Scan the entries below. List each line with "screenshot".
::::::
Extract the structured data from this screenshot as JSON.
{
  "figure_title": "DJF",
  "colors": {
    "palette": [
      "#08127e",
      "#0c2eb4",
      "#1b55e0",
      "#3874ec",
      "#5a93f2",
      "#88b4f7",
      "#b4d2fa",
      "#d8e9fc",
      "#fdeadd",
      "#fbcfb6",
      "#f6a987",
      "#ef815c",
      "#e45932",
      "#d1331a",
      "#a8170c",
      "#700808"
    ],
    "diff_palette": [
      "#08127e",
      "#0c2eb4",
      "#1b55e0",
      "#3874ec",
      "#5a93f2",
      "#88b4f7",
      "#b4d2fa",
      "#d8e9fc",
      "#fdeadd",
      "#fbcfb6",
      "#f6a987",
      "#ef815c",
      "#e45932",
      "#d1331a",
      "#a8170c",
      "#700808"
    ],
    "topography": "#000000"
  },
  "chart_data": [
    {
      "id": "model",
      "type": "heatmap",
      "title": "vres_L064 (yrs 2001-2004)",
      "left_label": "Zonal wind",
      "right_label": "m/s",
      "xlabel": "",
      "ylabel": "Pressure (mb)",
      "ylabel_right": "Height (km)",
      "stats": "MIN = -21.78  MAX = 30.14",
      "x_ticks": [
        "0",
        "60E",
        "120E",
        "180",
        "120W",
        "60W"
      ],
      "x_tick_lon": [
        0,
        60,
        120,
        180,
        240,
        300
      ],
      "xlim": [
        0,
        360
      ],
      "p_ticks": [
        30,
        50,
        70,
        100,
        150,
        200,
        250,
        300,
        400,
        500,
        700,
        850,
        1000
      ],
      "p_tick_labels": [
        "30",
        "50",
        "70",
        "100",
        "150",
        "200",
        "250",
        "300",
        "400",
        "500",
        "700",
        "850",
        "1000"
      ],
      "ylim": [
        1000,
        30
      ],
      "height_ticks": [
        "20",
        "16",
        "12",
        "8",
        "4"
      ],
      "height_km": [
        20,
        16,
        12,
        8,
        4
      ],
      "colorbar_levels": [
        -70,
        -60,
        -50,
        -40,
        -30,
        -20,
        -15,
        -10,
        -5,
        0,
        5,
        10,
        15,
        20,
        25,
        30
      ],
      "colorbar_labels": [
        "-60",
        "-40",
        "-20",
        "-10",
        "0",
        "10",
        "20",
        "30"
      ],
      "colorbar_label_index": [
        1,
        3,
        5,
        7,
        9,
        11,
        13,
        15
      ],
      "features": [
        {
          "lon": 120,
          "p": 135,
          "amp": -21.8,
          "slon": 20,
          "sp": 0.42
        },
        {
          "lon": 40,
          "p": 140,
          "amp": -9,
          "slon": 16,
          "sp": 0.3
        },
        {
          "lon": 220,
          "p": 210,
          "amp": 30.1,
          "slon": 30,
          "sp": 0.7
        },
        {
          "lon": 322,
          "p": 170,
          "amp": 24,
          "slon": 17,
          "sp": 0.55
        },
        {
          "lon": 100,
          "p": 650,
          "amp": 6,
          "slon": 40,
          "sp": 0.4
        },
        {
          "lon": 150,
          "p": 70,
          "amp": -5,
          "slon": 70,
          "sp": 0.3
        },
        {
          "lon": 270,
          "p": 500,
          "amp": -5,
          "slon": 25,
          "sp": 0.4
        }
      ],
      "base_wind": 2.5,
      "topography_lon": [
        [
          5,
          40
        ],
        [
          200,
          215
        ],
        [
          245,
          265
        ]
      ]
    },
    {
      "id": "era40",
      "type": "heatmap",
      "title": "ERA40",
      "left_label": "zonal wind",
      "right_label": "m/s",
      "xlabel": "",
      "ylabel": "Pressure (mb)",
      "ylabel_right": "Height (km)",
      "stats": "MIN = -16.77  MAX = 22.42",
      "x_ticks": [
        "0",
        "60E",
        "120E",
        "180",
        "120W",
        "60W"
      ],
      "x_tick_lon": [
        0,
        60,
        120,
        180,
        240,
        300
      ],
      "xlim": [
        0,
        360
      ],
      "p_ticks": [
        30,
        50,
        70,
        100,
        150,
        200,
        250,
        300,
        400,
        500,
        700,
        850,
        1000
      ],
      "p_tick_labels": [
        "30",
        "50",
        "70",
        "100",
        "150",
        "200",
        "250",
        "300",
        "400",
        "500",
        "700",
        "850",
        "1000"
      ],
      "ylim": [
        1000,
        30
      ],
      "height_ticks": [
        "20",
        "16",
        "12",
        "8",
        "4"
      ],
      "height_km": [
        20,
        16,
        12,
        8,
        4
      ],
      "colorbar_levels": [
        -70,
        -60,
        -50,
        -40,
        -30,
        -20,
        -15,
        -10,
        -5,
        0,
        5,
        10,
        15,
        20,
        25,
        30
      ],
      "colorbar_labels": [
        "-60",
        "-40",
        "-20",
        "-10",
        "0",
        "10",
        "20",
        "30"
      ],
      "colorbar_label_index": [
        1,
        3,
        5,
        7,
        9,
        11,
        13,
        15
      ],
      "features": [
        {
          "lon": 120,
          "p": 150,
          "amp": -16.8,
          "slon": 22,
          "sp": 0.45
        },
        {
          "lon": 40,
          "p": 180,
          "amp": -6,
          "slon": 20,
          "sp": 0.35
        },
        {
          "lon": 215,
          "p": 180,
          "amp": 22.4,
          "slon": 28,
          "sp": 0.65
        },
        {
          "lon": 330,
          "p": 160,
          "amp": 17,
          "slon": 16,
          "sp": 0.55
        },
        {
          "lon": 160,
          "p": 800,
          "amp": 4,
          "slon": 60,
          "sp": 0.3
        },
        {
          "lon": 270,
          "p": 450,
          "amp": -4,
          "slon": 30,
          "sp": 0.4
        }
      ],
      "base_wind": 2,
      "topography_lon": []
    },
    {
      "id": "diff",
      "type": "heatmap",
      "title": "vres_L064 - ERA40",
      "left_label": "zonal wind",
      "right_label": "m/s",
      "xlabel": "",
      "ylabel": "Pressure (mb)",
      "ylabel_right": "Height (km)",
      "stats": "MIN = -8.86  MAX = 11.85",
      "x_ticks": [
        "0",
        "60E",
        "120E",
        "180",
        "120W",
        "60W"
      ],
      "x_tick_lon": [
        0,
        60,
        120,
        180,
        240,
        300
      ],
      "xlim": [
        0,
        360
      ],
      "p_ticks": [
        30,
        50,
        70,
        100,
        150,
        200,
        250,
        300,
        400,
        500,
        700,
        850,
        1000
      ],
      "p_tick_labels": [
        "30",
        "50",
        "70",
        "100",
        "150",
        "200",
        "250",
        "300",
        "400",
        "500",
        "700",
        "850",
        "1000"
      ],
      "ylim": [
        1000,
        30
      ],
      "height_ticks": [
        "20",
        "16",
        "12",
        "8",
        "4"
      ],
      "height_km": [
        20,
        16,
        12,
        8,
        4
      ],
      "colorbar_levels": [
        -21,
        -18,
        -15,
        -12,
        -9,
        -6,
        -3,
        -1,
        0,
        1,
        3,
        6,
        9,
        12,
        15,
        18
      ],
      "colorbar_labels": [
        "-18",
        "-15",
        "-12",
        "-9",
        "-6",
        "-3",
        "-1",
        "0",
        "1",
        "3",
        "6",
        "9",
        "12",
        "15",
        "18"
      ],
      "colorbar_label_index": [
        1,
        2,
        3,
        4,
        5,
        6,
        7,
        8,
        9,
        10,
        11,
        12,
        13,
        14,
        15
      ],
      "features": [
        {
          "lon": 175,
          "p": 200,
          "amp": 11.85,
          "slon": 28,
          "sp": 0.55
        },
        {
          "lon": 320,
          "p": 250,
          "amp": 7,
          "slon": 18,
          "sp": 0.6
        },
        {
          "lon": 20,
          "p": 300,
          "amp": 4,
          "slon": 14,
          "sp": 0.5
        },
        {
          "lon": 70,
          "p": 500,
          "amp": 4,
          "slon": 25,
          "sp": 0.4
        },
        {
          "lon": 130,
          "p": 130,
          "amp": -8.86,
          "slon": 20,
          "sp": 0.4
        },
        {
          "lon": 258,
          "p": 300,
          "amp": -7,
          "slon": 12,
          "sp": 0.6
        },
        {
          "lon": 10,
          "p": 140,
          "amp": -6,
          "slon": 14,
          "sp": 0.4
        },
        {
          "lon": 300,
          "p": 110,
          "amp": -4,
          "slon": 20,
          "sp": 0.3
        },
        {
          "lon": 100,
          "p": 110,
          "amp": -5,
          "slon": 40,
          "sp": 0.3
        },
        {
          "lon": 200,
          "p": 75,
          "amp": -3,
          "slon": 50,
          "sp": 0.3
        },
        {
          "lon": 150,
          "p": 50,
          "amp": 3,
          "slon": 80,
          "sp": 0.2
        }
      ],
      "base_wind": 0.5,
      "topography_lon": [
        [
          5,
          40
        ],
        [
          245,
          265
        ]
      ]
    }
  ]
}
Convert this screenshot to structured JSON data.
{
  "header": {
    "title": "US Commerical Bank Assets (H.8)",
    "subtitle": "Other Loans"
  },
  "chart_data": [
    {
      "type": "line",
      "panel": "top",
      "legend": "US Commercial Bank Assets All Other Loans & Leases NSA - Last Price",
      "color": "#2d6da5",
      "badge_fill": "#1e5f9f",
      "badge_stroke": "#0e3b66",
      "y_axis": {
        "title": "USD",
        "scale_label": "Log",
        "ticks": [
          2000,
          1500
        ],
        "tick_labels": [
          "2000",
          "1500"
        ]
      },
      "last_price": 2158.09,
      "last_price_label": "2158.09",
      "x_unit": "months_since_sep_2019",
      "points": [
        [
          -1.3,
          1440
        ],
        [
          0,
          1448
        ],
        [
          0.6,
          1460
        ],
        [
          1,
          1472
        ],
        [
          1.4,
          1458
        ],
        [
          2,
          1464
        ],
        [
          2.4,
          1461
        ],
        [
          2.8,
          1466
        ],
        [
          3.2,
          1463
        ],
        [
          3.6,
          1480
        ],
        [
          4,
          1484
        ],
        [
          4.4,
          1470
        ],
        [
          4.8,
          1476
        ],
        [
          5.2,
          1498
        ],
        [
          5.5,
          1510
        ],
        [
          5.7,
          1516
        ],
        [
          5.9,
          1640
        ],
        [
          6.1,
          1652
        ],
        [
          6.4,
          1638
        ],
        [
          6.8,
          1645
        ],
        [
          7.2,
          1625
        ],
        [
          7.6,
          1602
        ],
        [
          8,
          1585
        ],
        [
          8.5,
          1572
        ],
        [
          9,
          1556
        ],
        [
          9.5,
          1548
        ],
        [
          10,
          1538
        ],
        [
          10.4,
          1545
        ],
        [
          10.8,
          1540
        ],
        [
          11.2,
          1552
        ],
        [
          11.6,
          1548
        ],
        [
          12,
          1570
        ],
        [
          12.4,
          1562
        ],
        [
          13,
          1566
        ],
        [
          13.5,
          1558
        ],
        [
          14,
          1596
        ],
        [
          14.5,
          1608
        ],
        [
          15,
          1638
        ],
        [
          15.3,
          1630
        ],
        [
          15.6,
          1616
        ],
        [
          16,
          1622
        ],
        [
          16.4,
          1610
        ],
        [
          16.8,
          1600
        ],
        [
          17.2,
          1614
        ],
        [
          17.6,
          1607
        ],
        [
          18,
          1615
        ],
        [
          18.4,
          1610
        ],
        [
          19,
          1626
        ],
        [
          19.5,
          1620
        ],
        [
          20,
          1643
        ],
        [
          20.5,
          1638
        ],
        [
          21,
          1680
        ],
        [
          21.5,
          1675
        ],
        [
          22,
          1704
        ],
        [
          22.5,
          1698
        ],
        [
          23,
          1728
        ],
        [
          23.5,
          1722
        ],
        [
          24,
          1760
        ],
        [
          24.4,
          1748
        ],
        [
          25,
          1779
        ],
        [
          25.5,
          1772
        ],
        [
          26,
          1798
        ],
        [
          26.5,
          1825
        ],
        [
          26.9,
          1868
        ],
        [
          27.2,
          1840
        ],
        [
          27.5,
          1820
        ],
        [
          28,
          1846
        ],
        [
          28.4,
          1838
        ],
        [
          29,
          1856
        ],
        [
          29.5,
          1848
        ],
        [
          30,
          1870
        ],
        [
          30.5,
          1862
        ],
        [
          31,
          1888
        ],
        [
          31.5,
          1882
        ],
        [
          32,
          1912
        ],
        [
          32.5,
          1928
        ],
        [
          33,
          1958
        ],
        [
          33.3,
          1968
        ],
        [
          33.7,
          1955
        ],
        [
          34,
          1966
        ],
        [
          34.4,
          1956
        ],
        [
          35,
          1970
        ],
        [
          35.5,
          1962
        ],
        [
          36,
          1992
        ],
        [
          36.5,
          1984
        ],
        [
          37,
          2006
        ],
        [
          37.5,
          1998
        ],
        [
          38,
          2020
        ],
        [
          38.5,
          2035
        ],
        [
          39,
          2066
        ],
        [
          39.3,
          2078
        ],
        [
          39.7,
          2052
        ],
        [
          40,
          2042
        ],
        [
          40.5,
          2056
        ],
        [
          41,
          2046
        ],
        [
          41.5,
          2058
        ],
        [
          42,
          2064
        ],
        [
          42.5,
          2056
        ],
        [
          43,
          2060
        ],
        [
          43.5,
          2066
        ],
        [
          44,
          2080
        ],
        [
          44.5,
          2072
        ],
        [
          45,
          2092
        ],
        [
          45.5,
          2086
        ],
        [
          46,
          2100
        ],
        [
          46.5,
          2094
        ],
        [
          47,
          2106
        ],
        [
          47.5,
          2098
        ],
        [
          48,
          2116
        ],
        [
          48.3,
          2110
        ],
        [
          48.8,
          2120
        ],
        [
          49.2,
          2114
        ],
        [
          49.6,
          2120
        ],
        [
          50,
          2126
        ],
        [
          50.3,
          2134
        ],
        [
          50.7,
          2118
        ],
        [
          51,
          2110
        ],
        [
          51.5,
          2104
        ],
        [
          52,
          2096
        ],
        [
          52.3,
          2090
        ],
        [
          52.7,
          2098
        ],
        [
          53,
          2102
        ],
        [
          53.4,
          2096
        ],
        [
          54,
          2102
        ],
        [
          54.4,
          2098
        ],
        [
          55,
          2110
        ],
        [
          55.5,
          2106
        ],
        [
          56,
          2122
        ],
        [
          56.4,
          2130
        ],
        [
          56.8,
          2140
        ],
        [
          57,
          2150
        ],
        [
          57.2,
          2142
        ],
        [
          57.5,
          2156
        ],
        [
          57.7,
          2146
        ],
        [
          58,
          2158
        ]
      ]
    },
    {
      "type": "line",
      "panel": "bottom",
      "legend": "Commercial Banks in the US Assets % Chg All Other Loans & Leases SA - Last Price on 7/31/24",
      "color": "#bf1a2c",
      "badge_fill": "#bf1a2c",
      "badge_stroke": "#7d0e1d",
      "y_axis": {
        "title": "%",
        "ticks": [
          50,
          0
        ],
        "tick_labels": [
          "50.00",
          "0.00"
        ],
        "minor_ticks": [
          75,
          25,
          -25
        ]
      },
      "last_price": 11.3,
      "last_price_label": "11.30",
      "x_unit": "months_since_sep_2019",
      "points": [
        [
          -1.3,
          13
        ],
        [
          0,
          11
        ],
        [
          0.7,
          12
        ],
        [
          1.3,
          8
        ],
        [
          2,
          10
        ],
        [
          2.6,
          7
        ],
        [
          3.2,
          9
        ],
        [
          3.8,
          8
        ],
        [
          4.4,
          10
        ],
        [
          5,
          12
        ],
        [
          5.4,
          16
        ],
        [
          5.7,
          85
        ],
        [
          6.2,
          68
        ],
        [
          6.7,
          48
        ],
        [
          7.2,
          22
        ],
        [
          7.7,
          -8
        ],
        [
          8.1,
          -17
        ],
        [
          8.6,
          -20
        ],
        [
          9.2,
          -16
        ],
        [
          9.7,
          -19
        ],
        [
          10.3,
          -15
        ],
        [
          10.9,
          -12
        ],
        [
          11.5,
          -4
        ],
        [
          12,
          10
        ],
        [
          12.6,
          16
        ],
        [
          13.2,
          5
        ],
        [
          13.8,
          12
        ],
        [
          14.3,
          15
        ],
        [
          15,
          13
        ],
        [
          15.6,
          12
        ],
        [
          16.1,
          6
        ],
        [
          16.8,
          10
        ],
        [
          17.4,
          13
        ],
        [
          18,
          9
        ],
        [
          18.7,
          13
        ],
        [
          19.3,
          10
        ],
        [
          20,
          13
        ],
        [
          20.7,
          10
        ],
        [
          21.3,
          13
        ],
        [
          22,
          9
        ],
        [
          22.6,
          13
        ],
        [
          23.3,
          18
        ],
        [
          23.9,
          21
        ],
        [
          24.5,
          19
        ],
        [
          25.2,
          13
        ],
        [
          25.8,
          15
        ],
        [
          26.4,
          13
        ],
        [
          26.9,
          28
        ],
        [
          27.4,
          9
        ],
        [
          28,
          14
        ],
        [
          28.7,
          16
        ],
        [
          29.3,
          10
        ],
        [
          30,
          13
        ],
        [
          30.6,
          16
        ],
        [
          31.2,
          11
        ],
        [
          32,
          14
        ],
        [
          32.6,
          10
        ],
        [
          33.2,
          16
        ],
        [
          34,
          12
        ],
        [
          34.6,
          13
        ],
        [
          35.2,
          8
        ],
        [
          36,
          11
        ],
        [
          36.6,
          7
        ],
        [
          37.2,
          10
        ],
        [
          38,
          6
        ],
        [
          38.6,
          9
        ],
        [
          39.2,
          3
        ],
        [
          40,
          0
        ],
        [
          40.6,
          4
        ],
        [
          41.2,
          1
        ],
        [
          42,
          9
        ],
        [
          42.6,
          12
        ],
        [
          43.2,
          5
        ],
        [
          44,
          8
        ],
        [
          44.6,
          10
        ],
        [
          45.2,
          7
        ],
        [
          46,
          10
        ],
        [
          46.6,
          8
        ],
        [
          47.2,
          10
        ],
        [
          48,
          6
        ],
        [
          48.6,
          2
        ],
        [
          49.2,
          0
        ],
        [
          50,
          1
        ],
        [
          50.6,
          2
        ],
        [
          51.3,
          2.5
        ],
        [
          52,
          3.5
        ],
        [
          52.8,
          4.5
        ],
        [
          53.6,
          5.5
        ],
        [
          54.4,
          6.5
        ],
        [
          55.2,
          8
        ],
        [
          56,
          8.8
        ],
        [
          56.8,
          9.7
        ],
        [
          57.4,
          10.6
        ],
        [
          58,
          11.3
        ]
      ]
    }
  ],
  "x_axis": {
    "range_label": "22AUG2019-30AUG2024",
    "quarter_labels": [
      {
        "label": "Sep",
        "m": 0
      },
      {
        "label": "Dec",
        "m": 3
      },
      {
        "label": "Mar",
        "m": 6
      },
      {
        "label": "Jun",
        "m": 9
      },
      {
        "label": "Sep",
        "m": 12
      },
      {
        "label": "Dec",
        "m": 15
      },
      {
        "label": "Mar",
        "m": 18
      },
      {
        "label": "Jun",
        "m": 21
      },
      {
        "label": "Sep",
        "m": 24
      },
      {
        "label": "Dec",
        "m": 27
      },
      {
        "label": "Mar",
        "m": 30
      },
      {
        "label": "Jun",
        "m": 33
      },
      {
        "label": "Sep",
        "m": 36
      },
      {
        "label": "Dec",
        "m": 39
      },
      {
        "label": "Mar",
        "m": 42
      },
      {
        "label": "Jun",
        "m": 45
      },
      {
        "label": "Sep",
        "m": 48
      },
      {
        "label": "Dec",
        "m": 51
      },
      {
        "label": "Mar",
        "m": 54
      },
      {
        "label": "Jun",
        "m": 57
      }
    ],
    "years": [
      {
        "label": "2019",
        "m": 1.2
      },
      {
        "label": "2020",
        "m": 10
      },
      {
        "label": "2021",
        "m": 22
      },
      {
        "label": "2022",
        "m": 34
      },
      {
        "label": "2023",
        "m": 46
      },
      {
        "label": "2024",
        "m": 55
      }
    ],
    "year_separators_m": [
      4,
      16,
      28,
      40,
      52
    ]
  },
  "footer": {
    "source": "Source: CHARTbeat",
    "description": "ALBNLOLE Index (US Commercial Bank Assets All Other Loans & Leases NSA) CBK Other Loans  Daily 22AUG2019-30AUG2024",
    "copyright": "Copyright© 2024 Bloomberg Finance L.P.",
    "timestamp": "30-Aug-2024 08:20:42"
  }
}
::::::
Solution:
Extract the structured data from this screenshot as JSON.
Convert this screenshot to structured JSON data.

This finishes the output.